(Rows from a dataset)
(begin)

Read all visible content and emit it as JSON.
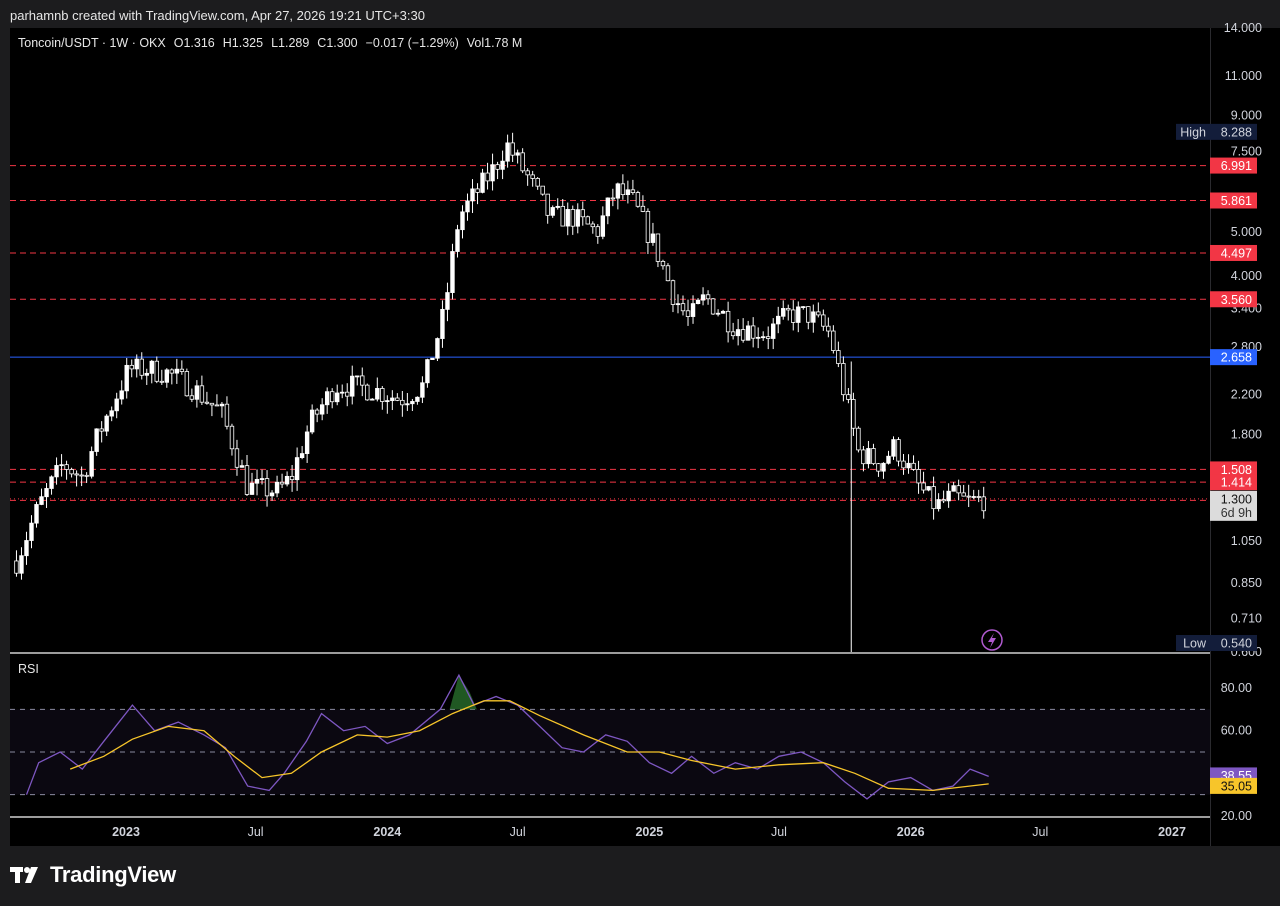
{
  "header": {
    "credit": "parhamnb created with TradingView.com, Apr 27, 2026 19:21 UTC+3:30"
  },
  "legend": {
    "symbol": "Toncoin/USDT · 1W · OKX",
    "open": "O1.316",
    "high": "H1.325",
    "low": "L1.289",
    "close": "C1.300",
    "change": "−0.017 (−1.29%)",
    "volume": "Vol1.78 M"
  },
  "footer": {
    "brand": "TradingView",
    "logo_icon": "tradingview-logo-icon"
  },
  "colors": {
    "bg": "#000000",
    "candle": "#ffffff",
    "level": "#f23645",
    "support": "#2962ff",
    "rsi": "#7e57c2",
    "rsi_ma": "#f7c52a"
  },
  "chart_data": [
    {
      "type": "candlestick",
      "title": "Toncoin/USDT · 1W · OKX",
      "scale": "log",
      "price_ticks": [
        "14.000",
        "11.000",
        "9.000",
        "7.500",
        "5.000",
        "4.000",
        "3.400",
        "2.800",
        "2.200",
        "1.800",
        "1.050",
        "0.850",
        "0.710",
        "0.600"
      ],
      "x_ticks": [
        {
          "label": "2023",
          "date": "2023-01-01"
        },
        {
          "label": "Jul",
          "date": "2023-07-01"
        },
        {
          "label": "2024",
          "date": "2024-01-01"
        },
        {
          "label": "Jul",
          "date": "2024-07-01"
        },
        {
          "label": "2025",
          "date": "2025-01-01"
        },
        {
          "label": "Jul",
          "date": "2025-07-01"
        },
        {
          "label": "2026",
          "date": "2026-01-01"
        },
        {
          "label": "Jul",
          "date": "2026-07-01"
        },
        {
          "label": "2027",
          "date": "2027-01-01"
        }
      ],
      "high_marker": {
        "label": "High",
        "value": "8.288"
      },
      "low_marker": {
        "label": "Low",
        "value": "0.540"
      },
      "horizontal_levels": [
        {
          "value": "6.991",
          "style": "dashed-red"
        },
        {
          "value": "5.861",
          "style": "dashed-red"
        },
        {
          "value": "4.497",
          "style": "dashed-red"
        },
        {
          "value": "3.560",
          "style": "dashed-red"
        },
        {
          "value": "2.658",
          "style": "solid-blue"
        },
        {
          "value": "1.508",
          "style": "dashed-red"
        },
        {
          "value": "1.414",
          "style": "dashed-red"
        },
        {
          "value": "1.290",
          "style": "dashed-red"
        }
      ],
      "last_price": {
        "value": "1.300",
        "countdown": "6d 9h"
      },
      "close_path": [
        [
          "2022-08-01",
          0.95
        ],
        [
          "2022-09-01",
          1.25
        ],
        [
          "2022-10-05",
          1.55
        ],
        [
          "2022-11-01",
          1.45
        ],
        [
          "2022-11-20",
          1.75
        ],
        [
          "2022-12-10",
          2.05
        ],
        [
          "2023-01-05",
          2.5
        ],
        [
          "2023-02-01",
          2.5
        ],
        [
          "2023-03-01",
          2.45
        ],
        [
          "2023-04-01",
          2.3
        ],
        [
          "2023-05-15",
          2.0
        ],
        [
          "2023-06-20",
          1.38
        ],
        [
          "2023-08-01",
          1.35
        ],
        [
          "2023-08-20",
          1.45
        ],
        [
          "2023-09-15",
          1.9
        ],
        [
          "2023-10-20",
          2.3
        ],
        [
          "2023-11-15",
          2.3
        ],
        [
          "2023-12-15",
          2.25
        ],
        [
          "2024-01-20",
          2.15
        ],
        [
          "2024-02-20",
          2.3
        ],
        [
          "2024-03-20",
          3.3
        ],
        [
          "2024-04-10",
          5.4
        ],
        [
          "2024-05-01",
          6.0
        ],
        [
          "2024-06-01",
          7.0
        ],
        [
          "2024-06-15",
          7.8
        ],
        [
          "2024-07-15",
          6.6
        ],
        [
          "2024-08-15",
          5.4
        ],
        [
          "2024-09-15",
          5.4
        ],
        [
          "2024-10-20",
          5.0
        ],
        [
          "2024-11-15",
          6.2
        ],
        [
          "2024-12-10",
          5.8
        ],
        [
          "2025-01-10",
          4.6
        ],
        [
          "2025-02-05",
          3.6
        ],
        [
          "2025-02-25",
          3.2
        ],
        [
          "2025-03-20",
          3.6
        ],
        [
          "2025-05-01",
          3.1
        ],
        [
          "2025-06-15",
          3.0
        ],
        [
          "2025-07-15",
          3.3
        ],
        [
          "2025-08-10",
          3.3
        ],
        [
          "2025-09-10",
          3.0
        ],
        [
          "2025-10-01",
          2.2
        ],
        [
          "2025-10-20",
          1.65
        ],
        [
          "2025-11-20",
          1.55
        ],
        [
          "2025-12-10",
          1.7
        ],
        [
          "2026-01-10",
          1.4
        ],
        [
          "2026-02-05",
          1.25
        ],
        [
          "2026-03-01",
          1.32
        ],
        [
          "2026-03-20",
          1.28
        ],
        [
          "2026-04-15",
          1.3
        ]
      ]
    },
    {
      "type": "line",
      "title": "RSI",
      "y_ticks": [
        "80.00",
        "60.00",
        "20.00"
      ],
      "ylim": [
        20,
        90
      ],
      "bands": [
        70,
        50,
        30
      ],
      "series": [
        {
          "values": [
            [
              "2022-08-15",
              30
            ],
            [
              "2022-09-01",
              45
            ],
            [
              "2022-10-01",
              50
            ],
            [
              "2022-11-01",
              42
            ],
            [
              "2022-12-01",
              55
            ],
            [
              "2023-01-10",
              72
            ],
            [
              "2023-02-10",
              60
            ],
            [
              "2023-03-15",
              64
            ],
            [
              "2023-04-20",
              58
            ],
            [
              "2023-05-20",
              52
            ],
            [
              "2023-06-20",
              34
            ],
            [
              "2023-07-20",
              32
            ],
            [
              "2023-08-10",
              40
            ],
            [
              "2023-09-10",
              55
            ],
            [
              "2023-10-01",
              68
            ],
            [
              "2023-11-01",
              60
            ],
            [
              "2023-12-01",
              62
            ],
            [
              "2024-01-01",
              54
            ],
            [
              "2024-02-01",
              58
            ],
            [
              "2024-03-15",
              70
            ],
            [
              "2024-04-10",
              86
            ],
            [
              "2024-05-01",
              72
            ],
            [
              "2024-06-01",
              76
            ],
            [
              "2024-07-01",
              72
            ],
            [
              "2024-08-01",
              62
            ],
            [
              "2024-09-01",
              52
            ],
            [
              "2024-10-01",
              50
            ],
            [
              "2024-11-01",
              58
            ],
            [
              "2024-12-01",
              55
            ],
            [
              "2025-01-01",
              45
            ],
            [
              "2025-02-01",
              40
            ],
            [
              "2025-03-01",
              48
            ],
            [
              "2025-04-01",
              40
            ],
            [
              "2025-05-01",
              45
            ],
            [
              "2025-06-01",
              42
            ],
            [
              "2025-07-01",
              48
            ],
            [
              "2025-08-01",
              50
            ],
            [
              "2025-09-01",
              45
            ],
            [
              "2025-10-01",
              36
            ],
            [
              "2025-11-01",
              28
            ],
            [
              "2025-12-01",
              36
            ],
            [
              "2026-01-01",
              38
            ],
            [
              "2026-02-01",
              32
            ],
            [
              "2026-03-01",
              34
            ],
            [
              "2026-03-25",
              42
            ],
            [
              "2026-04-20",
              38.55
            ]
          ],
          "last": "38.55"
        },
        {
          "values": [
            [
              "2022-10-15",
              42
            ],
            [
              "2022-12-01",
              48
            ],
            [
              "2023-01-10",
              56
            ],
            [
              "2023-03-01",
              62
            ],
            [
              "2023-04-20",
              60
            ],
            [
              "2023-06-01",
              48
            ],
            [
              "2023-07-10",
              38
            ],
            [
              "2023-08-20",
              40
            ],
            [
              "2023-10-01",
              50
            ],
            [
              "2023-11-20",
              58
            ],
            [
              "2024-01-01",
              57
            ],
            [
              "2024-02-15",
              60
            ],
            [
              "2024-04-01",
              68
            ],
            [
              "2024-05-15",
              74
            ],
            [
              "2024-06-20",
              74
            ],
            [
              "2024-08-01",
              67
            ],
            [
              "2024-10-01",
              58
            ],
            [
              "2024-12-01",
              50
            ],
            [
              "2025-01-15",
              50
            ],
            [
              "2025-03-01",
              46
            ],
            [
              "2025-05-01",
              42
            ],
            [
              "2025-07-01",
              44
            ],
            [
              "2025-09-01",
              45
            ],
            [
              "2025-10-15",
              40
            ],
            [
              "2025-12-01",
              33
            ],
            [
              "2026-02-01",
              32
            ],
            [
              "2026-04-20",
              35.05
            ]
          ],
          "last": "35.05"
        }
      ]
    }
  ]
}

(end)

### Instructions to follow
Find every line with "Toncoin" in the listing and state how many there are, nothing else.

### Correct output
2